> **Aim**:
Write out all of the data without omission, exactly as shown.

Raw records

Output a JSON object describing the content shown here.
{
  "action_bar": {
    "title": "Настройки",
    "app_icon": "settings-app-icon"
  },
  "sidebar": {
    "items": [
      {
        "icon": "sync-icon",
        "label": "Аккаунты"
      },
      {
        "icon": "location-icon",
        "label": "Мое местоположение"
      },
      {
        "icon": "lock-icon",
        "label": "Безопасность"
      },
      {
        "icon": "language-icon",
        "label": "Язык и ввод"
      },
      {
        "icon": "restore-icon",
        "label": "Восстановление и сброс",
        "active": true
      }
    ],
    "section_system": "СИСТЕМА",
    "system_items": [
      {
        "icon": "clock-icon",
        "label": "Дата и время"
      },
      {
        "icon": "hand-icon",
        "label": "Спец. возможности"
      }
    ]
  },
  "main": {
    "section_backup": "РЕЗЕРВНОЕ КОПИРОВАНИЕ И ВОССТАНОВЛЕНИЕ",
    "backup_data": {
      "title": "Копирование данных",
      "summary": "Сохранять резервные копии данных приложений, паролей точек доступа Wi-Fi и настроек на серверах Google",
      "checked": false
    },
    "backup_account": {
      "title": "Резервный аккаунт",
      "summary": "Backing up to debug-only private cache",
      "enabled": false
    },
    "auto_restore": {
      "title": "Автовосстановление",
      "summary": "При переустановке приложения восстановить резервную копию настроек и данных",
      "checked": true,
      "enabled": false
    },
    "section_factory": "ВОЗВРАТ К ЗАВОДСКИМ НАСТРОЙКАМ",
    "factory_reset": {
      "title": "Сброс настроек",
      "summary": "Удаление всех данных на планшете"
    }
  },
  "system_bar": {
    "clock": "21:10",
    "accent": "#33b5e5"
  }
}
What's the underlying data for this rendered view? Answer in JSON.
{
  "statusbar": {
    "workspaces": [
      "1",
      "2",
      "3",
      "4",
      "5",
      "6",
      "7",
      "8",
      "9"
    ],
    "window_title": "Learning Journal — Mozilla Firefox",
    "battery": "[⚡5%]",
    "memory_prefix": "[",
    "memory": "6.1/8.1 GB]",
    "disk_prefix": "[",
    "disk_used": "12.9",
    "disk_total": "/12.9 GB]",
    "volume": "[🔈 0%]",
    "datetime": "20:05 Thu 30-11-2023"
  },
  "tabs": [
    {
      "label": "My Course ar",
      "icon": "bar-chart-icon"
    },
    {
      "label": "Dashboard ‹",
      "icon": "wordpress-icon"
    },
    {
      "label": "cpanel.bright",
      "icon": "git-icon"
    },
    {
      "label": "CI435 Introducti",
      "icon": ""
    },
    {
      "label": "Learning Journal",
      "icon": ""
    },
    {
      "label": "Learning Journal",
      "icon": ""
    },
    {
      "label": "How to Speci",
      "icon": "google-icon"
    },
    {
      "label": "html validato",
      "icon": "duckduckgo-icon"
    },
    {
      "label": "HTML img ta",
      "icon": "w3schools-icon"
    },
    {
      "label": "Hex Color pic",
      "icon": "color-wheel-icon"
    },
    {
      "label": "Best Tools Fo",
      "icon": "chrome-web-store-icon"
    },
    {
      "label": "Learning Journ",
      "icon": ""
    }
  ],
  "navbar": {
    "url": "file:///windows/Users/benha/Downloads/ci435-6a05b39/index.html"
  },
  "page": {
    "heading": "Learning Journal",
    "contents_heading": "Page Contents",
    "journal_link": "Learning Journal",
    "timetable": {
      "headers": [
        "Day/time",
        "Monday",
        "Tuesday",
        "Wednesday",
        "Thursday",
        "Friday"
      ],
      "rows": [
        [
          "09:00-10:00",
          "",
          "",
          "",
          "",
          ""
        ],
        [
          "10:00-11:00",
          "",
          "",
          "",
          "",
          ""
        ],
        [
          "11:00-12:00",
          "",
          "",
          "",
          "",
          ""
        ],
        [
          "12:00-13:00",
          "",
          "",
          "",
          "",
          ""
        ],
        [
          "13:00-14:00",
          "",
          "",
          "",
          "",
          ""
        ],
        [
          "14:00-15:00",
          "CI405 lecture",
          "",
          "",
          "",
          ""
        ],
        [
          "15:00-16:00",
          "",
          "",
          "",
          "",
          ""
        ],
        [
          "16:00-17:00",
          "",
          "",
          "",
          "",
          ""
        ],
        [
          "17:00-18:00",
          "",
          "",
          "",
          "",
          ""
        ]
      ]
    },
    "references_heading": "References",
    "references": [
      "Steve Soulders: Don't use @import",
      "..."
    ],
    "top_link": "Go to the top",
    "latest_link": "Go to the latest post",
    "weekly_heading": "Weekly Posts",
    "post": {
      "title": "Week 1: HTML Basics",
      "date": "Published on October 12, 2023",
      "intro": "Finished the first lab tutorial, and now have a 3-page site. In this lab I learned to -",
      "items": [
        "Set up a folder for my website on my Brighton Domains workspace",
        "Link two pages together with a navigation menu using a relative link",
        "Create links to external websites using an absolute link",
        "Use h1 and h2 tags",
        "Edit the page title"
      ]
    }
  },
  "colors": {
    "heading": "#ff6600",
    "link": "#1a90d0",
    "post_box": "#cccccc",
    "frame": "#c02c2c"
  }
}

> **Output below**:
Output a JSON object describing the content shown here.
{
  "action_bar": {
    "title": "Настройки",
    "app_icon": "settings-app-icon"
  },
  "sidebar": {
    "items": [
      {
        "icon": "sync-icon",
        "label": "Аккаунты"
      },
      {
        "icon": "location-icon",
        "label": "Мое местоположение"
      },
      {
        "icon": "lock-icon",
        "label": "Безопасность"
      },
      {
        "icon": "language-icon",
        "label": "Язык и ввод"
      },
      {
        "icon": "restore-icon",
        "label": "Восстановление и сброс",
        "active": true
      }
    ],
    "section_system": "СИСТЕМА",
    "system_items": [
      {
        "icon": "clock-icon",
        "label": "Дата и время"
      },
      {
        "icon": "hand-icon",
        "label": "Спец. возможности"
      }
    ]
  },
  "main": {
    "section_backup": "РЕЗЕРВНОЕ КОПИРОВАНИЕ И ВОССТАНОВЛЕНИЕ",
    "backup_data": {
      "title": "Копирование данных",
      "summary": "Сохранять резервные копии данных приложений, паролей точек доступа Wi-Fi и настроек на серверах Google",
      "checked": false
    },
    "backup_account": {
      "title": "Резервный аккаунт",
      "summary": "Backing up to debug-only private cache",
      "enabled": false
    },
    "auto_restore": {
      "title": "Автовосстановление",
      "summary": "При переустановке приложения восстановить резервную копию настроек и данных",
      "checked": true,
      "enabled": false
    },
    "section_factory": "ВОЗВРАТ К ЗАВОДСКИМ НАСТРОЙКАМ",
    "factory_reset": {
      "title": "Сброс настроек",
      "summary": "Удаление всех данных на планшете"
    }
  },
  "system_bar": {
    "clock": "21:10",
    "accent": "#33b5e5"
  }
}
What's the underlying data for this rendered view? Answer in JSON.
{
  "statusbar": {
    "workspaces": [
      "1",
      "2",
      "3",
      "4",
      "5",
      "6",
      "7",
      "8",
      "9"
    ],
    "window_title": "Learning Journal — Mozilla Firefox",
    "battery": "[⚡5%]",
    "memory_prefix": "[",
    "memory": "6.1/8.1 GB]",
    "disk_prefix": "[",
    "disk_used": "12.9",
    "disk_total": "/12.9 GB]",
    "volume": "[🔈 0%]",
    "datetime": "20:05 Thu 30-11-2023"
  },
  "tabs": [
    {
      "label": "My Course ar",
      "icon": "bar-chart-icon"
    },
    {
      "label": "Dashboard ‹",
      "icon": "wordpress-icon"
    },
    {
      "label": "cpanel.bright",
      "icon": "git-icon"
    },
    {
      "label": "CI435 Introducti",
      "icon": ""
    },
    {
      "label": "Learning Journal",
      "icon": ""
    },
    {
      "label": "Learning Journal",
      "icon": ""
    },
    {
      "label": "How to Speci",
      "icon": "google-icon"
    },
    {
      "label": "html validato",
      "icon": "duckduckgo-icon"
    },
    {
      "label": "HTML img ta",
      "icon": "w3schools-icon"
    },
    {
      "label": "Hex Color pic",
      "icon": "color-wheel-icon"
    },
    {
      "label": "Best Tools Fo",
      "icon": "chrome-web-store-icon"
    },
    {
      "label": "Learning Journ",
      "icon": ""
    }
  ],
  "navbar": {
    "url": "file:///windows/Users/benha/Downloads/ci435-6a05b39/index.html"
  },
  "page": {
    "heading": "Learning Journal",
    "contents_heading": "Page Contents",
    "journal_link": "Learning Journal",
    "timetable": {
      "headers": [
        "Day/time",
        "Monday",
        "Tuesday",
        "Wednesday",
        "Thursday",
        "Friday"
      ],
      "rows": [
        [
          "09:00-10:00",
          "",
          "",
          "",
          "",
          ""
        ],
        [
          "10:00-11:00",
          "",
          "",
          "",
          "",
          ""
        ],
        [
          "11:00-12:00",
          "",
          "",
          "",
          "",
          ""
        ],
        [
          "12:00-13:00",
          "",
          "",
          "",
          "",
          ""
        ],
        [
          "13:00-14:00",
          "",
          "",
          "",
          "",
          ""
        ],
        [
          "14:00-15:00",
          "CI405 lecture",
          "",
          "",
          "",
          ""
        ],
        [
          "15:00-16:00",
          "",
          "",
          "",
          "",
          ""
        ],
        [
          "16:00-17:00",
          "",
          "",
          "",
          "",
          ""
        ],
        [
          "17:00-18:00",
          "",
          "",
          "",
          "",
          ""
        ]
      ]
    },
    "references_heading": "References",
    "references": [
      "Steve Soulders: Don't use @import",
      "..."
    ],
    "top_link": "Go to the top",
    "latest_link": "Go to the latest post",
    "weekly_heading": "Weekly Posts",
    "post": {
      "title": "Week 1: HTML Basics",
      "date": "Published on October 12, 2023",
      "intro": "Finished the first lab tutorial, and now have a 3-page site. In this lab I learned to -",
      "items": [
        "Set up a folder for my website on my Brighton Domains workspace",
        "Link two pages together with a navigation menu using a relative link",
        "Create links to external websites using an absolute link",
        "Use h1 and h2 tags",
        "Edit the page title"
      ]
    }
  },
  "colors": {
    "heading": "#ff6600",
    "link": "#1a90d0",
    "post_box": "#cccccc",
    "frame": "#c02c2c"
  }
}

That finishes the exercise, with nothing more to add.